── DATA IN THIS EXERCISE ──

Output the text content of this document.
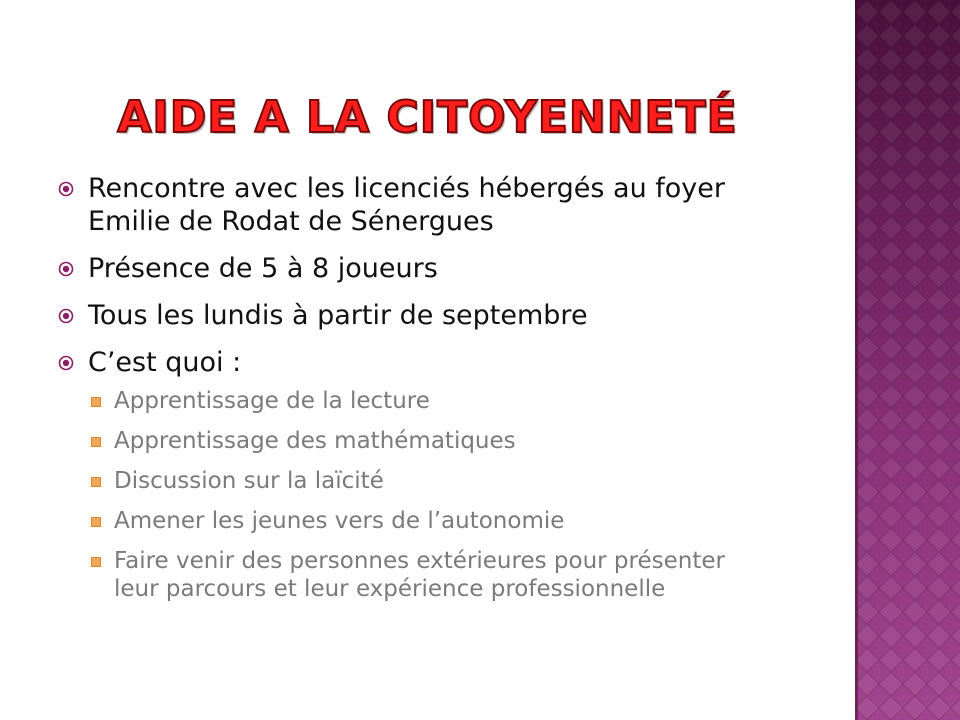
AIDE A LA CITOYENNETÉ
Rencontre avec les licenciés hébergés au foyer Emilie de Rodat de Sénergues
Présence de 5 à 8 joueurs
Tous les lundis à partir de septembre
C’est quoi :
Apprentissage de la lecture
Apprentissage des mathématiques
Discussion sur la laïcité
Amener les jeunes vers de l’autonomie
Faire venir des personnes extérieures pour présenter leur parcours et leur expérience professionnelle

───
── DATA IN THIS EXERCISE ──

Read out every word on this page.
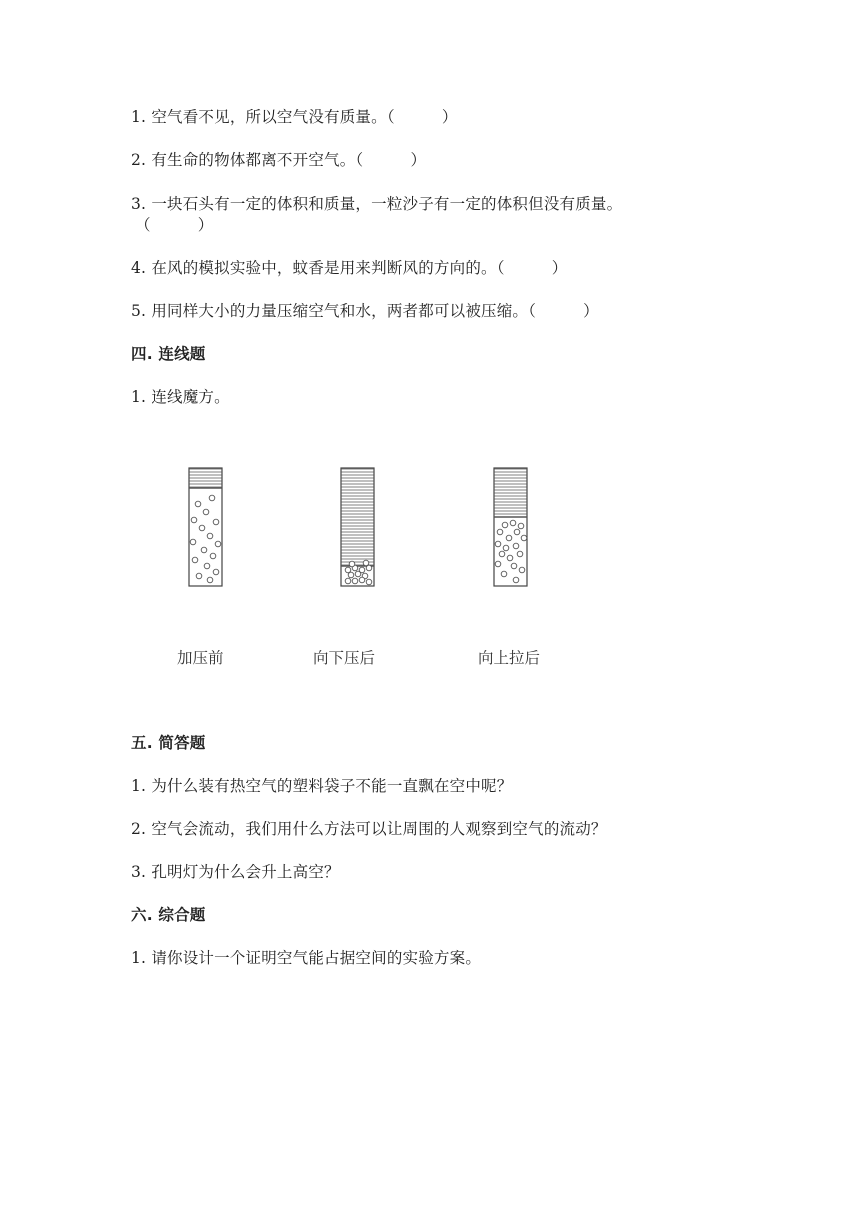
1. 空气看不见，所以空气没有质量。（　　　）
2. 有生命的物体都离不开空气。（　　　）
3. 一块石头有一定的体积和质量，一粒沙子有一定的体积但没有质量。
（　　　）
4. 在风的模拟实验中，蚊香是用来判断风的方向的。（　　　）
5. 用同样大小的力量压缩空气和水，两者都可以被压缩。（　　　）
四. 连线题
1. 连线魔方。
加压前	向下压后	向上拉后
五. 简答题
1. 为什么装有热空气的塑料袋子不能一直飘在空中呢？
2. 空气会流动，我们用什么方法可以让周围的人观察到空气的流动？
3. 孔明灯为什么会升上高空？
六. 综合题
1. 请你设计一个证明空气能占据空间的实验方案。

───
── DATA IN THIS EXERCISE ──

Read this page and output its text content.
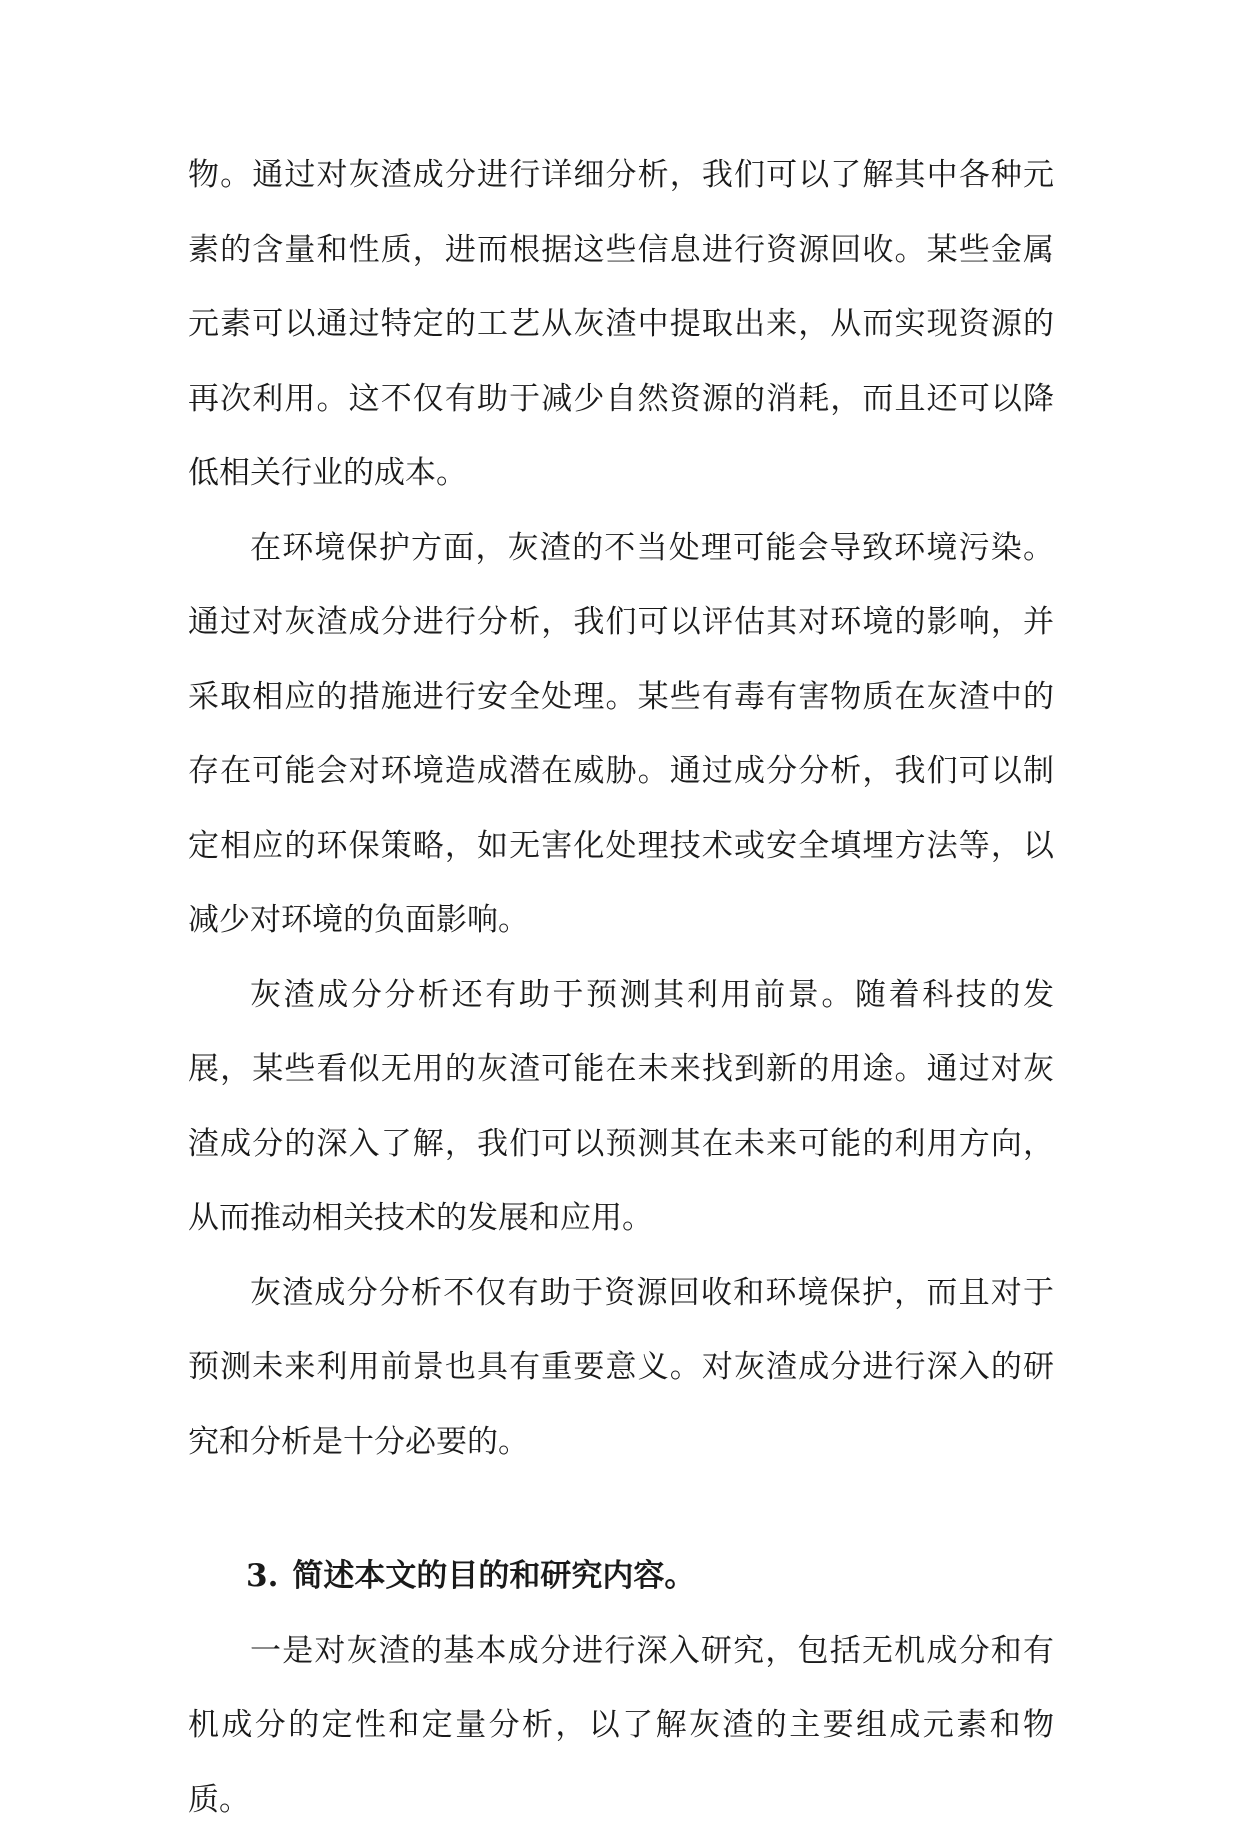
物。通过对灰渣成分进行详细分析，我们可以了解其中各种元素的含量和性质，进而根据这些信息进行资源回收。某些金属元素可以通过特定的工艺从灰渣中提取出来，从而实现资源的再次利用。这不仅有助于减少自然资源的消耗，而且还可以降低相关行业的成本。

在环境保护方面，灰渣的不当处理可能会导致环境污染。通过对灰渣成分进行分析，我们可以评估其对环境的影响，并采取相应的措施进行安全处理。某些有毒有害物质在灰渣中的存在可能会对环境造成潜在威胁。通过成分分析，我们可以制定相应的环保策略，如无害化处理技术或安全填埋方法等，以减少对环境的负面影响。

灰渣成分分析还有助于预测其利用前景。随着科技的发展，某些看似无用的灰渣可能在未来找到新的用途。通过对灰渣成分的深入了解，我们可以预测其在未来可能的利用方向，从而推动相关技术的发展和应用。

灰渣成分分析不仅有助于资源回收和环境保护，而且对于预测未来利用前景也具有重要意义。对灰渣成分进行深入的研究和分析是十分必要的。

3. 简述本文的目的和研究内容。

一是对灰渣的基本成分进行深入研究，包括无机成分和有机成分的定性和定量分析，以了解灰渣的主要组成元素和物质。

───

Each line in the entries above that includes the string "text" should be extracted.

- [COMPLETE OUTPUT]:
Output the text content of this document.
Read this page and output its text content.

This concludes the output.